Records from a data collection

************

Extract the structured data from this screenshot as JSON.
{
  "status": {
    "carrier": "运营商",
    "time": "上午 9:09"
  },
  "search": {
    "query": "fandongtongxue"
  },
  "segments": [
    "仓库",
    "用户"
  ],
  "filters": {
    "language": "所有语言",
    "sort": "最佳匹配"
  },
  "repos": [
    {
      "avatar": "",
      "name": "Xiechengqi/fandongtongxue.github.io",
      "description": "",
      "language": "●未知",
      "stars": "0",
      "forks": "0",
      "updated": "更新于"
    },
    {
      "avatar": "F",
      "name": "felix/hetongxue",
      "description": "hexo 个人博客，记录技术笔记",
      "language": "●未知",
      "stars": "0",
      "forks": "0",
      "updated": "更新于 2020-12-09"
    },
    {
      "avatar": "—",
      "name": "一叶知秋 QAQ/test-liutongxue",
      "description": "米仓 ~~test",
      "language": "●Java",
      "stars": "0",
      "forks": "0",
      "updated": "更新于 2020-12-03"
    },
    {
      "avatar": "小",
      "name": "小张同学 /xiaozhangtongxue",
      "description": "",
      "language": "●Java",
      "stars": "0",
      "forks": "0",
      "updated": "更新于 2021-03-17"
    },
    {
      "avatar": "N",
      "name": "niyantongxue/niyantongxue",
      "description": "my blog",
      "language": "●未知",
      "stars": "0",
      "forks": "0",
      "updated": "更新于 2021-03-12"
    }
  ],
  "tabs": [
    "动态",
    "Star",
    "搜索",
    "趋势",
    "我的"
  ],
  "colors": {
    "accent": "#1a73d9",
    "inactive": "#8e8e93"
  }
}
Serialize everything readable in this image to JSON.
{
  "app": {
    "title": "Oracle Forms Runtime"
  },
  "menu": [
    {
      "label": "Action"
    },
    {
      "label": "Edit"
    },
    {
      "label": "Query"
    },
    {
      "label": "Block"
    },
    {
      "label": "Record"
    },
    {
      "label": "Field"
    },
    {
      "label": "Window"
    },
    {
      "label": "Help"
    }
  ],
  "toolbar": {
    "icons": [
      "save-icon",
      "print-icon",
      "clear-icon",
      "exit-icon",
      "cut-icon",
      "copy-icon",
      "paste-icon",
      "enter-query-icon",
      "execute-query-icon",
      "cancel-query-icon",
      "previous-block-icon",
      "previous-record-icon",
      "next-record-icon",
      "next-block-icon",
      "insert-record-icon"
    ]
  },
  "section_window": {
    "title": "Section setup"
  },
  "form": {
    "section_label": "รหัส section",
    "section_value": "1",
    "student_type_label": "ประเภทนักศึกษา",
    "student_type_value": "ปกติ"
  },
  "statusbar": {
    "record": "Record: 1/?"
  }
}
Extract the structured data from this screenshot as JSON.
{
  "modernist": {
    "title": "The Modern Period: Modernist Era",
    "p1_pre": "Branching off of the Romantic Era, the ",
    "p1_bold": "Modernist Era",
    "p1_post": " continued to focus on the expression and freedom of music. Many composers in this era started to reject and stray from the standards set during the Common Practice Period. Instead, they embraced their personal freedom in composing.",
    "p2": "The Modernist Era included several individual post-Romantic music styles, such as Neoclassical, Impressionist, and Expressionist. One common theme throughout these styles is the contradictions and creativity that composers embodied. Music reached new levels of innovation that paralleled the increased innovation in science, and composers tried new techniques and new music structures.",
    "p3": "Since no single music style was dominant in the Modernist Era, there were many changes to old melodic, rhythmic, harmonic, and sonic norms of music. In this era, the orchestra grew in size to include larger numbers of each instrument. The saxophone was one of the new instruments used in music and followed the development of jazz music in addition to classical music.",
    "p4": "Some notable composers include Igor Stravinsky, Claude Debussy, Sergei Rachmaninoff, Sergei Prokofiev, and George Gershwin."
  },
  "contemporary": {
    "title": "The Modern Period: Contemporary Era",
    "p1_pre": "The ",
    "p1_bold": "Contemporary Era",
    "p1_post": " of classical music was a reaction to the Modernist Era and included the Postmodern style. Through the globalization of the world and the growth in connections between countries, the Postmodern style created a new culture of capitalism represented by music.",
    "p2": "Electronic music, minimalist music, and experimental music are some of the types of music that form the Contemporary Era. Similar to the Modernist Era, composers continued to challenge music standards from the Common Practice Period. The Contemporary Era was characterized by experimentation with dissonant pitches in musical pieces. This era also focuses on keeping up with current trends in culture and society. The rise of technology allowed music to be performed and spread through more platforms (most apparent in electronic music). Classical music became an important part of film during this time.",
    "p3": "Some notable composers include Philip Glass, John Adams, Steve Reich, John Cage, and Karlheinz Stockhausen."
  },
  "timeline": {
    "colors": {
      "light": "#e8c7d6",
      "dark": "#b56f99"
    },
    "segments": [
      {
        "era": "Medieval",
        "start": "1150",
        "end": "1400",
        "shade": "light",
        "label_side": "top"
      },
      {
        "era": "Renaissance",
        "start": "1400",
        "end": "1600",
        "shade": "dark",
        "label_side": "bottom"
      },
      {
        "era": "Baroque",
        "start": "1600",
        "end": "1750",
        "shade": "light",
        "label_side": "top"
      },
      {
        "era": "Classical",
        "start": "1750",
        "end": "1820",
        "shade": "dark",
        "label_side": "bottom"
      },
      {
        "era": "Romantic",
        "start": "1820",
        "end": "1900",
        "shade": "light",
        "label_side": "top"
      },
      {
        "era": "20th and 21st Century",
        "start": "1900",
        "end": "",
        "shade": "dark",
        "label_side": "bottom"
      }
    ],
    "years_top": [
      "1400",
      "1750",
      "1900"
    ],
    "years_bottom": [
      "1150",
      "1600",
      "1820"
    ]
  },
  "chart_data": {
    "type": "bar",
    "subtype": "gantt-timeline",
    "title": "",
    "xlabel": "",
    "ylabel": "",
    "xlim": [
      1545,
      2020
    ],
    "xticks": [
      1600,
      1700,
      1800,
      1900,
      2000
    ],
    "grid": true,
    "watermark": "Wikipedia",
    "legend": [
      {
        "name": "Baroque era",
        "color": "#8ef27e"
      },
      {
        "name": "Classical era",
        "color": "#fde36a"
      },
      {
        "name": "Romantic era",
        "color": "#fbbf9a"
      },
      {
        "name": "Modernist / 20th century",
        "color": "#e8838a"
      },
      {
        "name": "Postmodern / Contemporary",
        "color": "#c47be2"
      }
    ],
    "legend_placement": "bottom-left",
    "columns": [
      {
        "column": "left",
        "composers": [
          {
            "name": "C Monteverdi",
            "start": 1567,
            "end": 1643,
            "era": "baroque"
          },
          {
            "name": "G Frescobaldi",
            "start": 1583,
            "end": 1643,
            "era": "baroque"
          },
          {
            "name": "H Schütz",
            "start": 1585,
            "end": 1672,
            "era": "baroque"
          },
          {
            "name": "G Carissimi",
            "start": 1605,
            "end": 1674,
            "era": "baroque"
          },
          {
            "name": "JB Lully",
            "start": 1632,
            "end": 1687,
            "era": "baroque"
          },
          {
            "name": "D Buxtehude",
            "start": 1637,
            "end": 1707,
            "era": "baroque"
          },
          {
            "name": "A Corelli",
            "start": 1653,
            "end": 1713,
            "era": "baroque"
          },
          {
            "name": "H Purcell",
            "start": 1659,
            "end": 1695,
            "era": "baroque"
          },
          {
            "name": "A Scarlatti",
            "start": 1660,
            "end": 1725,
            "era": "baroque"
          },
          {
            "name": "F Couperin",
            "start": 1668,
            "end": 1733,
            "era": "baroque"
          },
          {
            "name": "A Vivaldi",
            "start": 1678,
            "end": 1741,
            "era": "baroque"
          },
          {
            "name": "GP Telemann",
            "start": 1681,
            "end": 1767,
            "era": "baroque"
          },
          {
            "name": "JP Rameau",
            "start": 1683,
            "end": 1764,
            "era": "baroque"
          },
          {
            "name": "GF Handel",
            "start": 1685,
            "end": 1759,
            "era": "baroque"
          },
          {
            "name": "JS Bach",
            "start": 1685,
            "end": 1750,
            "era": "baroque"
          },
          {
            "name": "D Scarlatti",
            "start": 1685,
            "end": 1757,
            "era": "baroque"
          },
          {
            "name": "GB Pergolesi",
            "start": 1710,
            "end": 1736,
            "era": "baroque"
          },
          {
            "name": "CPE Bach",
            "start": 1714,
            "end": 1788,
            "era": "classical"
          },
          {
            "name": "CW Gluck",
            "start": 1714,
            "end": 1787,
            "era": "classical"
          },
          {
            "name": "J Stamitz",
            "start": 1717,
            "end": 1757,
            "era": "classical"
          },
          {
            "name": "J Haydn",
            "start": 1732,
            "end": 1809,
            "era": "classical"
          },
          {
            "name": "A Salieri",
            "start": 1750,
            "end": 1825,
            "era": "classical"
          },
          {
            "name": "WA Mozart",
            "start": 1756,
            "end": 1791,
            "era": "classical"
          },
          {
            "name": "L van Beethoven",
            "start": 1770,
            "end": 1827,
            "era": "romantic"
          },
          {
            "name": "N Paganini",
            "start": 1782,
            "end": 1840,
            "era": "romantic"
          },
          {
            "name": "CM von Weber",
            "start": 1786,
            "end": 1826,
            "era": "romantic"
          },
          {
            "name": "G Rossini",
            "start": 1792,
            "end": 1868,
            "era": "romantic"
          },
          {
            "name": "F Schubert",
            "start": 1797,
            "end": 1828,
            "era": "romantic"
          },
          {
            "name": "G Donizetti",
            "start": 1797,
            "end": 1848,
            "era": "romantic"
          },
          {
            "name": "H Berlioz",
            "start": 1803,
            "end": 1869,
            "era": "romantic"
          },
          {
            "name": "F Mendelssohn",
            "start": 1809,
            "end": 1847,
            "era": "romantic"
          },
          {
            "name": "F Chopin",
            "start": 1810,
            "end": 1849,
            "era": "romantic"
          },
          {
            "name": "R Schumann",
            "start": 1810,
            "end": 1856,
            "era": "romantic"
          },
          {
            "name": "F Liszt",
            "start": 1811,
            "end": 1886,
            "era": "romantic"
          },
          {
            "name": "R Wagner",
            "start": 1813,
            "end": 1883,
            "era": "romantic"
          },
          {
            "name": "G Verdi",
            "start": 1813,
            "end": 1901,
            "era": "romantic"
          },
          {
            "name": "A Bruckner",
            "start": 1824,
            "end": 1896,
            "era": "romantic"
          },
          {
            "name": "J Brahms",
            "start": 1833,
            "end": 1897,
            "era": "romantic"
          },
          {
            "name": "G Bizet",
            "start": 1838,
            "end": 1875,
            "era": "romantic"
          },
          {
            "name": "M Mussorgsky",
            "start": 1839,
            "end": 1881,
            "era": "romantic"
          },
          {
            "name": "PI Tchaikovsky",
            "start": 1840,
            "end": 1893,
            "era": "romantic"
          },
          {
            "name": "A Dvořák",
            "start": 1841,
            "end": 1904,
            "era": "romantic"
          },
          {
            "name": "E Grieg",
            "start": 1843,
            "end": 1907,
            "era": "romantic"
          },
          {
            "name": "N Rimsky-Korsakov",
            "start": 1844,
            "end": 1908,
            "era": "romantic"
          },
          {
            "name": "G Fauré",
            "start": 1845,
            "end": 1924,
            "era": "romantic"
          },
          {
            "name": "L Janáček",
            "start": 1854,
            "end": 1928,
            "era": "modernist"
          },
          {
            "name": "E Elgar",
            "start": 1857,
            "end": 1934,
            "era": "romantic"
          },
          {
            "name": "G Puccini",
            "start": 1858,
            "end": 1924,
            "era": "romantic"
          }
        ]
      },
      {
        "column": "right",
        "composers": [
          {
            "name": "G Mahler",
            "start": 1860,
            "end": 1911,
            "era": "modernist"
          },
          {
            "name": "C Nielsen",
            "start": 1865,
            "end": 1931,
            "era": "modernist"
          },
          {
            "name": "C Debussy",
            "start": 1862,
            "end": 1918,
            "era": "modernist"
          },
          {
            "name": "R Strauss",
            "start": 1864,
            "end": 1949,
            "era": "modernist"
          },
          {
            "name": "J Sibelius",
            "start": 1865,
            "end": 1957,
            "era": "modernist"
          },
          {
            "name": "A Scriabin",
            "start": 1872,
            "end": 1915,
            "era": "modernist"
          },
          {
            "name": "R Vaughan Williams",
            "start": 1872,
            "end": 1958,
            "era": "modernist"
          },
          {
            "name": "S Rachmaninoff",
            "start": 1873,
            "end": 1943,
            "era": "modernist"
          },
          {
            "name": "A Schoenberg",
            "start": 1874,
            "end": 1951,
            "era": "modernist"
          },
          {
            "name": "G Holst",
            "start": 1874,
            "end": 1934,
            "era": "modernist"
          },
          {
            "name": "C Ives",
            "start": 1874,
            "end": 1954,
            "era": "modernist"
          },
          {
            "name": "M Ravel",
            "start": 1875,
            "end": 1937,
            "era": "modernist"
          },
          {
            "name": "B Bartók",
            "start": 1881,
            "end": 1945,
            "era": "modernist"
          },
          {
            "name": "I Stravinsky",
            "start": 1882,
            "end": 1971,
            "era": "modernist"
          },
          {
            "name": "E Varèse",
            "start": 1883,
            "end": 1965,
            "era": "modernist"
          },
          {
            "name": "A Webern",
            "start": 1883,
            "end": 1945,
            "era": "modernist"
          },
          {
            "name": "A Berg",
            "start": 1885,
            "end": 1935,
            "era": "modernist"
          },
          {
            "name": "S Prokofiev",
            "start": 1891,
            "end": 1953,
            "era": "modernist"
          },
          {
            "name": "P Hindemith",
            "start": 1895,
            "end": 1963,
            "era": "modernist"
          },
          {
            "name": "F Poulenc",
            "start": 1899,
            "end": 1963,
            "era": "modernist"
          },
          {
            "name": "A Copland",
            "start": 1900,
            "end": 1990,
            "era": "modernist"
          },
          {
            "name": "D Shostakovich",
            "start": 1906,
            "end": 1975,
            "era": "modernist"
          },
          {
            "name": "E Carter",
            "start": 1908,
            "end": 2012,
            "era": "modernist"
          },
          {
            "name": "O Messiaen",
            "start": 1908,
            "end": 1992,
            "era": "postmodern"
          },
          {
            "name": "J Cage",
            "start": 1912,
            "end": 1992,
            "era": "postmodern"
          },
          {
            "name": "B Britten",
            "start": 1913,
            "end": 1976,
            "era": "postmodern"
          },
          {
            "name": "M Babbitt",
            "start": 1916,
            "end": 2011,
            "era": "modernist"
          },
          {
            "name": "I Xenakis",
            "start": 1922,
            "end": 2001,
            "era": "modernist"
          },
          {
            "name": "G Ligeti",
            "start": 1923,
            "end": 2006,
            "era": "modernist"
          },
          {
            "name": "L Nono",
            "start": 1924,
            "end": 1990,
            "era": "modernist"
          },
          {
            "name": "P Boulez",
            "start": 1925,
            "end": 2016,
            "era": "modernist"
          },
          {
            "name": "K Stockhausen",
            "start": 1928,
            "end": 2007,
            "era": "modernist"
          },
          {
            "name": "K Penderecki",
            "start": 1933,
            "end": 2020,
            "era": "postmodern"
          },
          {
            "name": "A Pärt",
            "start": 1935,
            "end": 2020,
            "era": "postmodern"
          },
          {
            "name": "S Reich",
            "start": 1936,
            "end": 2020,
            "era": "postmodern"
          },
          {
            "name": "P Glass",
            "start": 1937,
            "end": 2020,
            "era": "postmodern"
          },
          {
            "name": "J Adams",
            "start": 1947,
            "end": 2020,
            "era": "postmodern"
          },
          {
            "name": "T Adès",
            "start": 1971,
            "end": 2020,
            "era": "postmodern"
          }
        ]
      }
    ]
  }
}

************

:: PROBLEM DESCRIPTION ::
Filter the records down to the lines that contain the string "avatar", and copy those lines.

:: EXPECTED OUTPUT ::
      "avatar": "",
      "avatar": "F",
      "avatar": "—",
      "avatar": "小",
      "avatar": "N",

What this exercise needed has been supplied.